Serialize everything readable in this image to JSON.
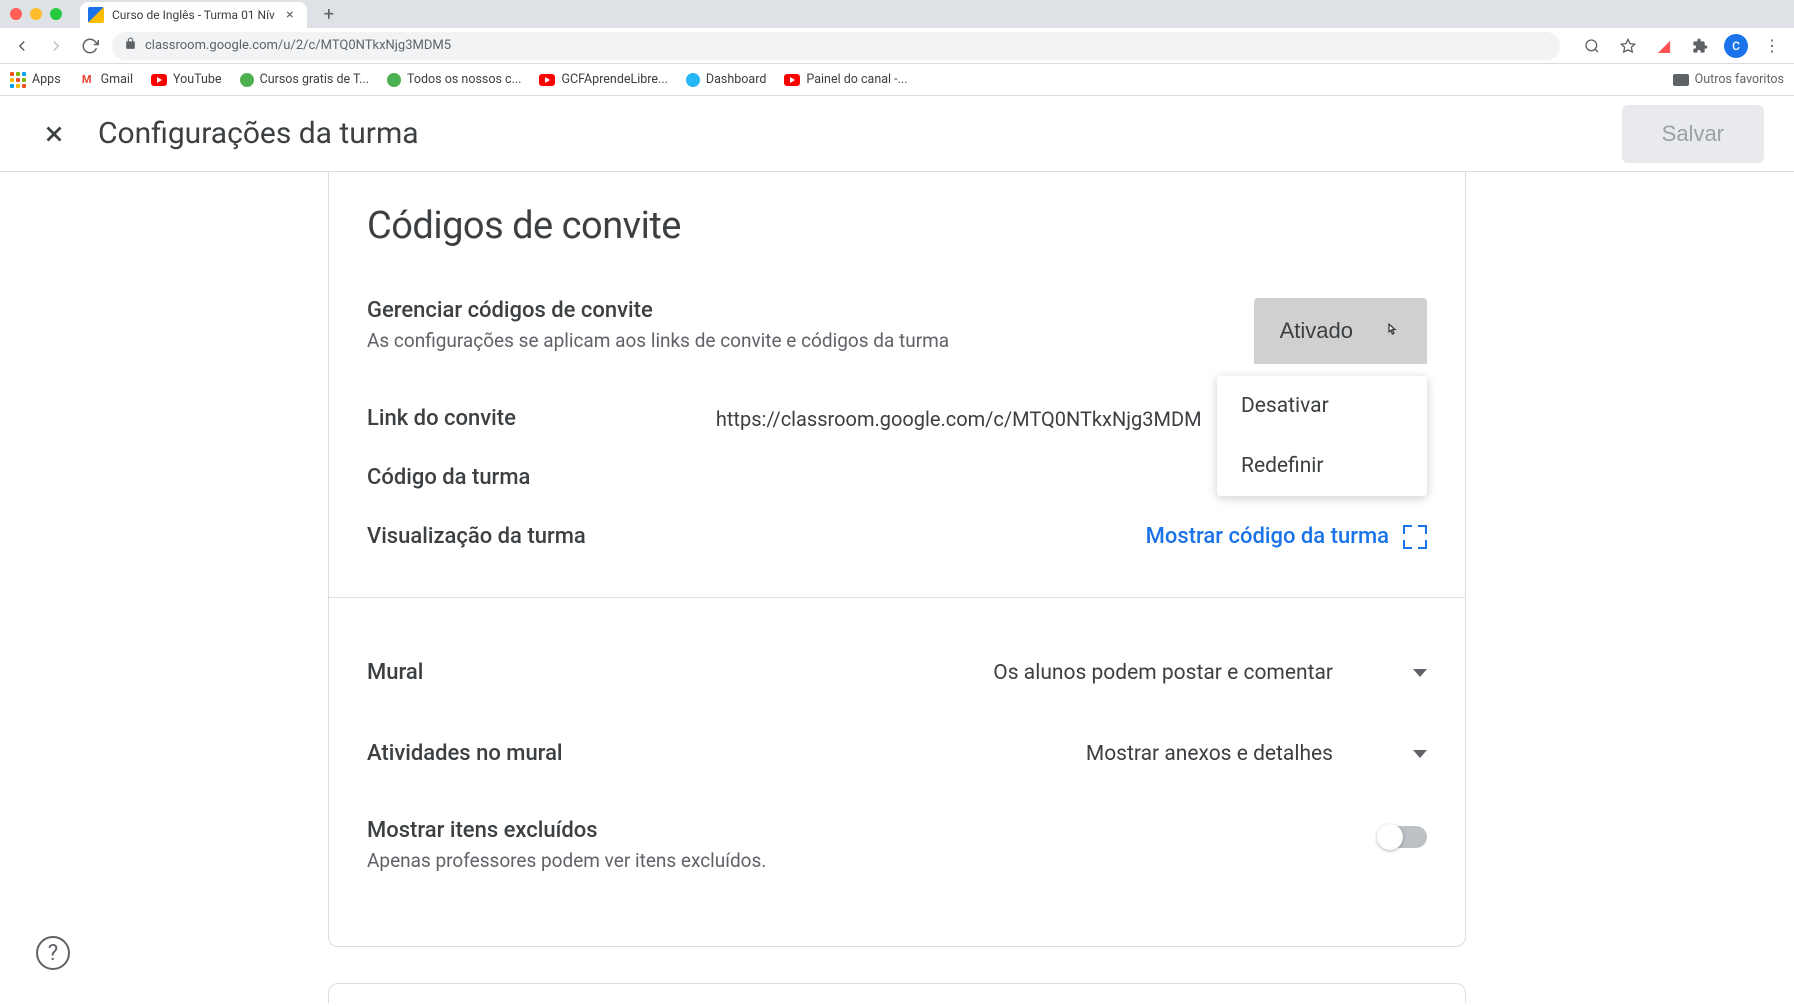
{
  "browser": {
    "tab_title": "Curso de Inglês - Turma 01 Nív",
    "url": "classroom.google.com/u/2/c/MTQ0NTkxNjg3MDM5",
    "bookmarks": [
      {
        "label": "Apps",
        "icon": "apps"
      },
      {
        "label": "Gmail",
        "icon": "gmail"
      },
      {
        "label": "YouTube",
        "icon": "youtube"
      },
      {
        "label": "Cursos gratis de T...",
        "icon": "globe"
      },
      {
        "label": "Todos os nossos c...",
        "icon": "globe"
      },
      {
        "label": "GCFAprendeLibre...",
        "icon": "youtube"
      },
      {
        "label": "Dashboard",
        "icon": "globe"
      },
      {
        "label": "Painel do canal -...",
        "icon": "youtube"
      }
    ],
    "other_bookmarks": "Outros favoritos",
    "avatar_letter": "C"
  },
  "header": {
    "title": "Configurações da turma",
    "save_label": "Salvar"
  },
  "invite": {
    "section_title": "Códigos de convite",
    "manage_title": "Gerenciar códigos de convite",
    "manage_sub": "As configurações se aplicam aos links de convite e códigos da turma",
    "status_label": "Ativado",
    "menu": {
      "deactivate": "Desativar",
      "reset": "Redefinir"
    },
    "link_label": "Link do convite",
    "link_value": "https://classroom.google.com/c/MTQ0NTkxNjg3MDM",
    "code_label": "Código da turma",
    "view_label": "Visualização da turma",
    "show_code": "Mostrar código da turma"
  },
  "general": {
    "mural_label": "Mural",
    "mural_value": "Os alunos podem postar e comentar",
    "activities_label": "Atividades no mural",
    "activities_value": "Mostrar anexos e detalhes",
    "deleted_label": "Mostrar itens excluídos",
    "deleted_sub": "Apenas professores podem ver itens excluídos."
  }
}
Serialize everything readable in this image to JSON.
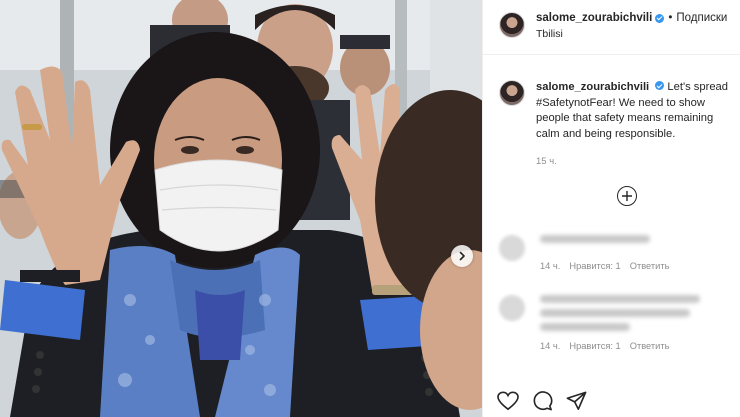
{
  "header": {
    "username": "salome_zourabichvili",
    "separator": "•",
    "follow_label": "Подписки",
    "location": "Tbilisi"
  },
  "caption": {
    "username": "salome_zourabichvili",
    "text": "Let's spread #SafetynotFear! We need to show people that safety means remaining calm and being responsible.",
    "time": "15 ч."
  },
  "comments": [
    {
      "time": "14 ч.",
      "likes": "Нравится: 1",
      "reply": "Ответить"
    },
    {
      "time": "14 ч.",
      "likes": "Нравится: 1",
      "reply": "Ответить"
    }
  ],
  "icons": {
    "verified": "verified-badge-icon",
    "load_more": "plus-circle-icon",
    "like": "heart-icon",
    "comment": "speech-bubble-icon",
    "share": "paper-plane-icon",
    "next": "chevron-right-icon"
  },
  "colors": {
    "verified_blue": "#3897f0",
    "text": "#262626",
    "muted": "#8e8e8e",
    "scarf_blue": "#5b7fc4",
    "cuff_blue": "#3f6fd1"
  }
}
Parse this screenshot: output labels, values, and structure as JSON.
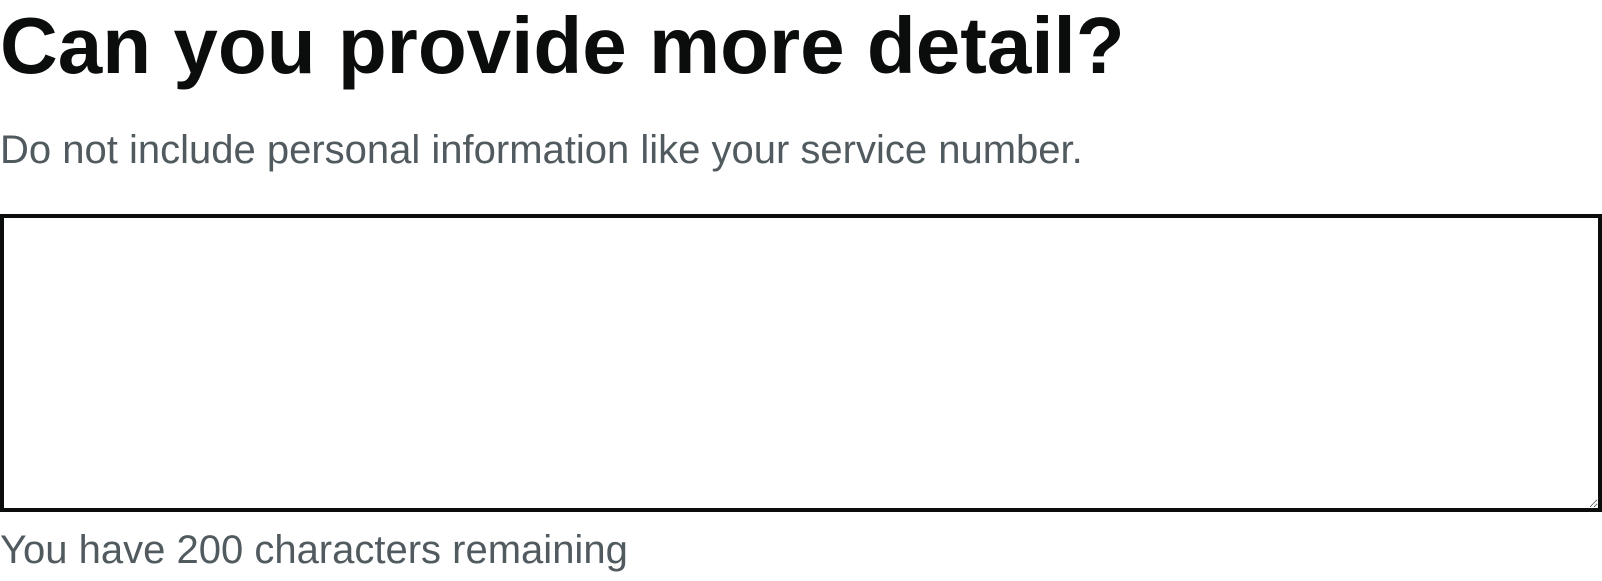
{
  "question": {
    "heading": "Can you provide more detail?",
    "hint": "Do not include personal information like your service number."
  },
  "detail_field": {
    "value": "",
    "max_characters": 200
  },
  "character_count": {
    "message": "You have 200 characters remaining"
  },
  "colors": {
    "text": "#0b0c0c",
    "secondary_text": "#505a5f",
    "border": "#0b0c0c",
    "background": "#ffffff"
  }
}
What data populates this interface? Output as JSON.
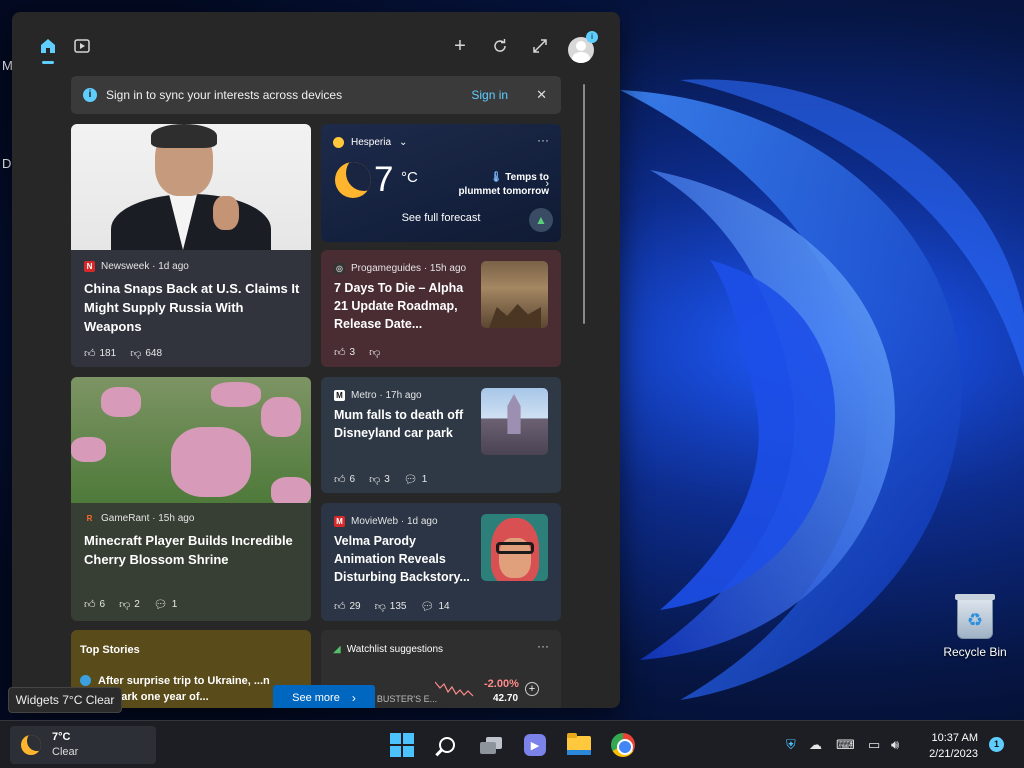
{
  "desktop": {
    "letters": [
      "M",
      "D"
    ],
    "recycle_bin_label": "Recycle Bin"
  },
  "widgets": {
    "tabs": [
      {
        "name": "home-icon",
        "active": true
      },
      {
        "name": "video-icon",
        "active": false
      }
    ],
    "toolbar_icons": [
      "add-icon",
      "refresh-icon",
      "expand-icon"
    ],
    "avatar_badge": "i",
    "signin_bar": {
      "message": "Sign in to sync your interests across devices",
      "link": "Sign in"
    },
    "cards": {
      "newsweek": {
        "source": "Newsweek · 1d ago",
        "title": "China Snaps Back at U.S. Claims It Might Supply Russia With Weapons",
        "likes": "181",
        "dislikes": "648"
      },
      "weather": {
        "location": "Hesperia",
        "temp": "7",
        "unit": "°C",
        "alert": "Temps to plummet tomorrow",
        "forecast": "See full forecast"
      },
      "progameguides": {
        "source": "Progameguides · 15h ago",
        "title": "7 Days To Die – Alpha 21 Update Roadmap, Release Date...",
        "likes": "3"
      },
      "metro": {
        "source": "Metro · 17h ago",
        "title": "Mum falls to death off Disneyland car park",
        "likes": "6",
        "dislikes": "3",
        "comments": "1"
      },
      "gamerant": {
        "source": "GameRant · 15h ago",
        "title": "Minecraft Player Builds Incredible Cherry Blossom Shrine",
        "likes": "6",
        "dislikes": "2",
        "comments": "1"
      },
      "movieweb": {
        "source": "MovieWeb · 1d ago",
        "title": "Velma Parody Animation Reveals Disturbing Backstory...",
        "likes": "29",
        "dislikes": "135",
        "comments": "14"
      },
      "top_stories": {
        "heading": "Top Stories",
        "item": "After surprise trip to Ukraine, ...n to mark one year of..."
      },
      "watchlist": {
        "heading": "Watchlist suggestions",
        "ticker": "DAVE & BUSTER'S E...",
        "ticker_prefix": "...y",
        "change": "-2.00%",
        "price": "42.70"
      }
    },
    "see_more": "See more"
  },
  "tooltip": "Widgets 7°C Clear",
  "taskbar": {
    "weather_temp": "7°C",
    "weather_cond": "Clear",
    "apps": [
      "start-button",
      "search-button",
      "task-view-button",
      "chat-button",
      "file-explorer-button",
      "chrome-button"
    ],
    "time": "10:37 AM",
    "date": "2/21/2023",
    "notifications": "1"
  }
}
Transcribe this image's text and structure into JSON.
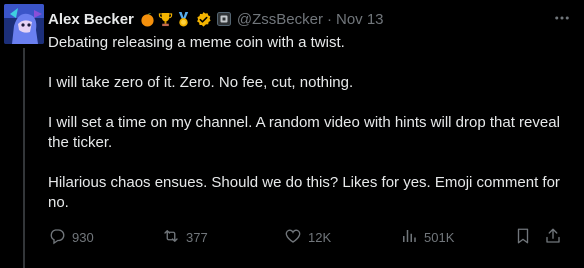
{
  "tweet": {
    "author_name": "Alex Becker",
    "handle": "@ZssBecker",
    "date": "Nov 13",
    "separator": "·",
    "paragraphs": [
      "Debating releasing a meme coin with a twist.",
      "I will take zero of it. Zero. No fee, cut, nothing.",
      "I will set a time on my channel. A random video with hints will drop that reveal the ticker.",
      "Hilarious chaos ensues. Should we do this? Likes for yes. Emoji comment for no."
    ]
  },
  "badges": {
    "emojis": [
      "orange-fruit",
      "trophy",
      "medal"
    ],
    "verified_color": "#f4b400",
    "affiliate": "affiliate-badge"
  },
  "actions": {
    "replies": "930",
    "reposts": "377",
    "likes": "12K",
    "views": "501K"
  },
  "colors": {
    "background": "#000000",
    "text": "#e7e9ea",
    "muted": "#71767b"
  }
}
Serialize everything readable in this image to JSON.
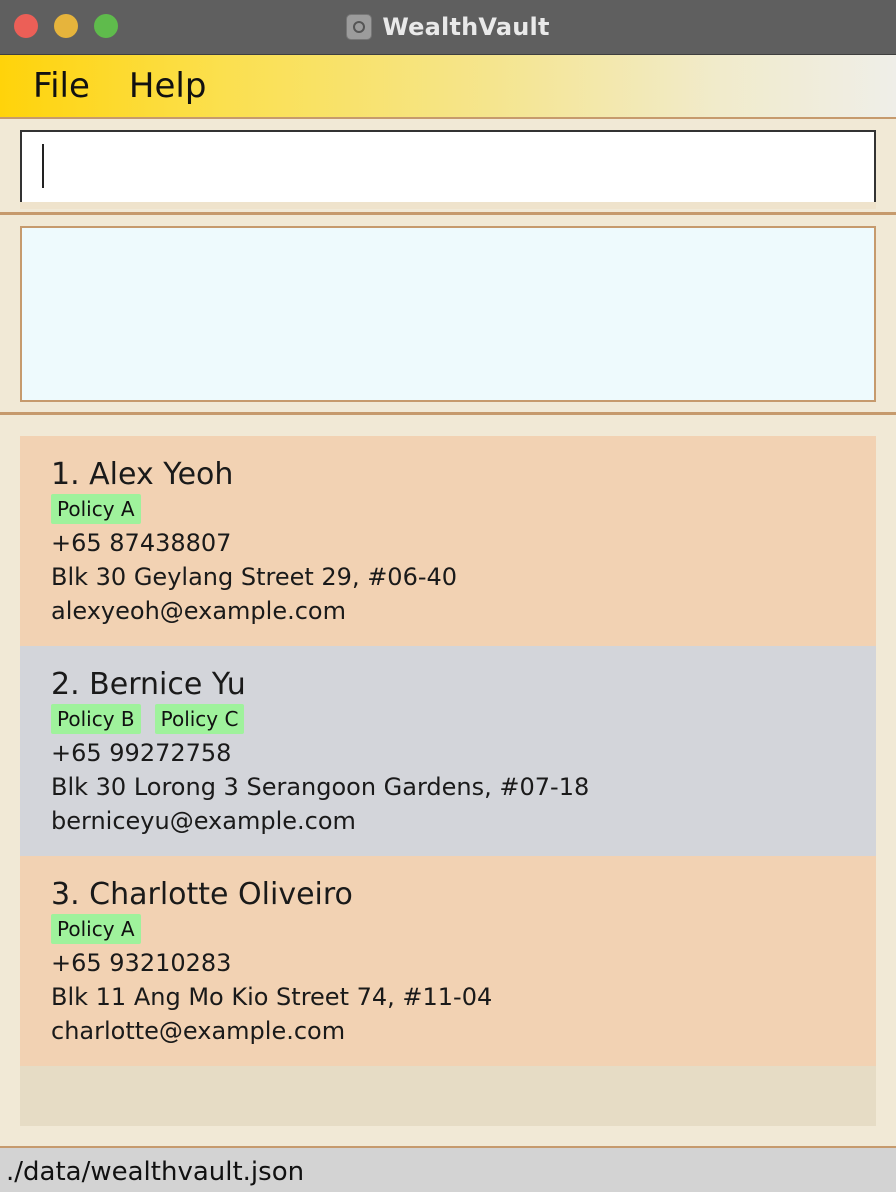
{
  "window": {
    "title": "WealthVault"
  },
  "menu": {
    "file": "File",
    "help": "Help"
  },
  "command": {
    "value": ""
  },
  "result": {
    "text": ""
  },
  "persons": [
    {
      "name": "1. Alex Yeoh",
      "tags": [
        "Policy A"
      ],
      "phone": "+65 87438807",
      "address": "Blk 30 Geylang Street 29, #06-40",
      "email": "alexyeoh@example.com"
    },
    {
      "name": "2. Bernice Yu",
      "tags": [
        "Policy B",
        "Policy C"
      ],
      "phone": "+65 99272758",
      "address": "Blk 30 Lorong 3 Serangoon Gardens, #07-18",
      "email": "berniceyu@example.com"
    },
    {
      "name": "3. Charlotte Oliveiro",
      "tags": [
        "Policy A"
      ],
      "phone": "+65 93210283",
      "address": "Blk 11 Ang Mo Kio Street 74, #11-04",
      "email": "charlotte@example.com"
    }
  ],
  "status": {
    "file_path": "./data/wealthvault.json"
  },
  "colors": {
    "card_odd": "#f2d2b3",
    "card_even": "#d3d5da",
    "tag": "#9ff29c",
    "accent_border": "#c69a6d",
    "menubar": "#ffd30a"
  }
}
#####
■ EXERCISE GOAL: Repeat every record precisely. Any picture among them stays out of the copy.

■ RESPONSE TO THE TASK:
Serialize everything readable in this image to JSON.
{
  "browser": {
    "tab_title": "Curso de Inglês - Turma 01 Nív",
    "url": "classroom.google.com/u/2/c/MTQ0NTkxNjg3MDM5",
    "bookmarks": [
      {
        "label": "Apps",
        "icon": "apps"
      },
      {
        "label": "Gmail",
        "icon": "gmail"
      },
      {
        "label": "YouTube",
        "icon": "youtube"
      },
      {
        "label": "Cursos gratis de T...",
        "icon": "globe"
      },
      {
        "label": "Todos os nossos c...",
        "icon": "globe"
      },
      {
        "label": "GCFAprendeLibre...",
        "icon": "youtube"
      },
      {
        "label": "Dashboard",
        "icon": "globe"
      },
      {
        "label": "Painel do canal -...",
        "icon": "youtube"
      }
    ],
    "other_bookmarks": "Outros favoritos",
    "avatar_letter": "C"
  },
  "header": {
    "title": "Configurações da turma",
    "save_label": "Salvar"
  },
  "invite": {
    "section_title": "Códigos de convite",
    "manage_title": "Gerenciar códigos de convite",
    "manage_sub": "As configurações se aplicam aos links de convite e códigos da turma",
    "status_label": "Ativado",
    "menu": {
      "deactivate": "Desativar",
      "reset": "Redefinir"
    },
    "link_label": "Link do convite",
    "link_value": "https://classroom.google.com/c/MTQ0NTkxNjg3MDM",
    "code_label": "Código da turma",
    "view_label": "Visualização da turma",
    "show_code": "Mostrar código da turma"
  },
  "general": {
    "mural_label": "Mural",
    "mural_value": "Os alunos podem postar e comentar",
    "activities_label": "Atividades no mural",
    "activities_value": "Mostrar anexos e detalhes",
    "deleted_label": "Mostrar itens excluídos",
    "deleted_sub": "Apenas professores podem ver itens excluídos."
  }
}
Serialize everything readable in this image to JSON.
{
  "header": {
    "username": "salome_zourabichvili",
    "separator": "•",
    "follow_label": "Подписки",
    "location": "Tbilisi"
  },
  "caption": {
    "username": "salome_zourabichvili",
    "text": "Let's spread #SafetynotFear! We need to show people that safety means remaining calm and being responsible.",
    "time": "15 ч."
  },
  "comments": [
    {
      "time": "14 ч.",
      "likes": "Нравится: 1",
      "reply": "Ответить"
    },
    {
      "time": "14 ч.",
      "likes": "Нравится: 1",
      "reply": "Ответить"
    }
  ],
  "icons": {
    "verified": "verified-badge-icon",
    "load_more": "plus-circle-icon",
    "like": "heart-icon",
    "comment": "speech-bubble-icon",
    "share": "paper-plane-icon",
    "next": "chevron-right-icon"
  },
  "colors": {
    "verified_blue": "#3897f0",
    "text": "#262626",
    "muted": "#8e8e8e",
    "scarf_blue": "#5b7fc4",
    "cuff_blue": "#3f6fd1"
  }
}
Parse this screenshot: output labels, values, and structure as JSON.
{
  "question": {
    "heading": "Can you provide more detail?",
    "hint": "Do not include personal information like your service number."
  },
  "detail_field": {
    "value": "",
    "max_characters": 200
  },
  "character_count": {
    "message": "You have 200 characters remaining"
  },
  "colors": {
    "text": "#0b0c0c",
    "secondary_text": "#505a5f",
    "border": "#0b0c0c",
    "background": "#ffffff"
  }
}
What data populates this interface? Output as JSON.
{
  "desktop": {
    "letters": [
      "M",
      "D"
    ],
    "recycle_bin_label": "Recycle Bin"
  },
  "widgets": {
    "tabs": [
      {
        "name": "home-icon",
        "active": true
      },
      {
        "name": "video-icon",
        "active": false
      }
    ],
    "toolbar_icons": [
      "add-icon",
      "refresh-icon",
      "expand-icon"
    ],
    "avatar_badge": "i",
    "signin_bar": {
      "message": "Sign in to sync your interests across devices",
      "link": "Sign in"
    },
    "cards": {
      "newsweek": {
        "source": "Newsweek · 1d ago",
        "title": "China Snaps Back at U.S. Claims It Might Supply Russia With Weapons",
        "likes": "181",
        "dislikes": "648"
      },
      "weather": {
        "location": "Hesperia",
        "temp": "7",
        "unit": "°C",
        "alert": "Temps to plummet tomorrow",
        "forecast": "See full forecast"
      },
      "progameguides": {
        "source": "Progameguides · 15h ago",
        "title": "7 Days To Die – Alpha 21 Update Roadmap, Release Date...",
        "likes": "3"
      },
      "metro": {
        "source": "Metro · 17h ago",
        "title": "Mum falls to death off Disneyland car park",
        "likes": "6",
        "dislikes": "3",
        "comments": "1"
      },
      "gamerant": {
        "source": "GameRant · 15h ago",
        "title": "Minecraft Player Builds Incredible Cherry Blossom Shrine",
        "likes": "6",
        "dislikes": "2",
        "comments": "1"
      },
      "movieweb": {
        "source": "MovieWeb · 1d ago",
        "title": "Velma Parody Animation Reveals Disturbing Backstory...",
        "likes": "29",
        "dislikes": "135",
        "comments": "14"
      },
      "top_stories": {
        "heading": "Top Stories",
        "item": "After surprise trip to Ukraine, ...n to mark one year of..."
      },
      "watchlist": {
        "heading": "Watchlist suggestions",
        "ticker": "DAVE & BUSTER'S E...",
        "ticker_prefix": "...y",
        "change": "-2.00%",
        "price": "42.70"
      }
    },
    "see_more": "See more"
  },
  "tooltip": "Widgets 7°C Clear",
  "taskbar": {
    "weather_temp": "7°C",
    "weather_cond": "Clear",
    "apps": [
      "start-button",
      "search-button",
      "task-view-button",
      "chat-button",
      "file-explorer-button",
      "chrome-button"
    ],
    "time": "10:37 AM",
    "date": "2/21/2023",
    "notifications": "1"
  }
}
Transcribe this image's text and structure into JSON.
{
  "tweet": {
    "author_name": "Alex Becker",
    "handle": "@ZssBecker",
    "date": "Nov 13",
    "separator": "·",
    "paragraphs": [
      "Debating releasing a meme coin with a twist.",
      "I will take zero of it. Zero. No fee, cut, nothing.",
      "I will set a time on my channel. A random video with hints will drop that reveal the ticker.",
      "Hilarious chaos ensues. Should we do this? Likes for yes. Emoji comment for no."
    ]
  },
  "badges": {
    "emojis": [
      "orange-fruit",
      "trophy",
      "medal"
    ],
    "verified_color": "#f4b400",
    "affiliate": "affiliate-badge"
  },
  "actions": {
    "replies": "930",
    "reposts": "377",
    "likes": "12K",
    "views": "501K"
  },
  "colors": {
    "background": "#000000",
    "text": "#e7e9ea",
    "muted": "#71767b"
  }
}
Serialize everything readable in this image to JSON.
{
  "window": {
    "title": "WealthVault"
  },
  "menu": {
    "file": "File",
    "help": "Help"
  },
  "command": {
    "value": ""
  },
  "result": {
    "text": ""
  },
  "persons": [
    {
      "name": "1. Alex Yeoh",
      "tags": [
        "Policy A"
      ],
      "phone": "+65 87438807",
      "address": "Blk 30 Geylang Street 29, #06-40",
      "email": "alexyeoh@example.com"
    },
    {
      "name": "2. Bernice Yu",
      "tags": [
        "Policy B",
        "Policy C"
      ],
      "phone": "+65 99272758",
      "address": "Blk 30 Lorong 3 Serangoon Gardens, #07-18",
      "email": "berniceyu@example.com"
    },
    {
      "name": "3. Charlotte Oliveiro",
      "tags": [
        "Policy A"
      ],
      "phone": "+65 93210283",
      "address": "Blk 11 Ang Mo Kio Street 74, #11-04",
      "email": "charlotte@example.com"
    }
  ],
  "status": {
    "file_path": "./data/wealthvault.json"
  },
  "colors": {
    "card_odd": "#f2d2b3",
    "card_even": "#d3d5da",
    "tag": "#9ff29c",
    "accent_border": "#c69a6d",
    "menubar": "#ffd30a"
  }
}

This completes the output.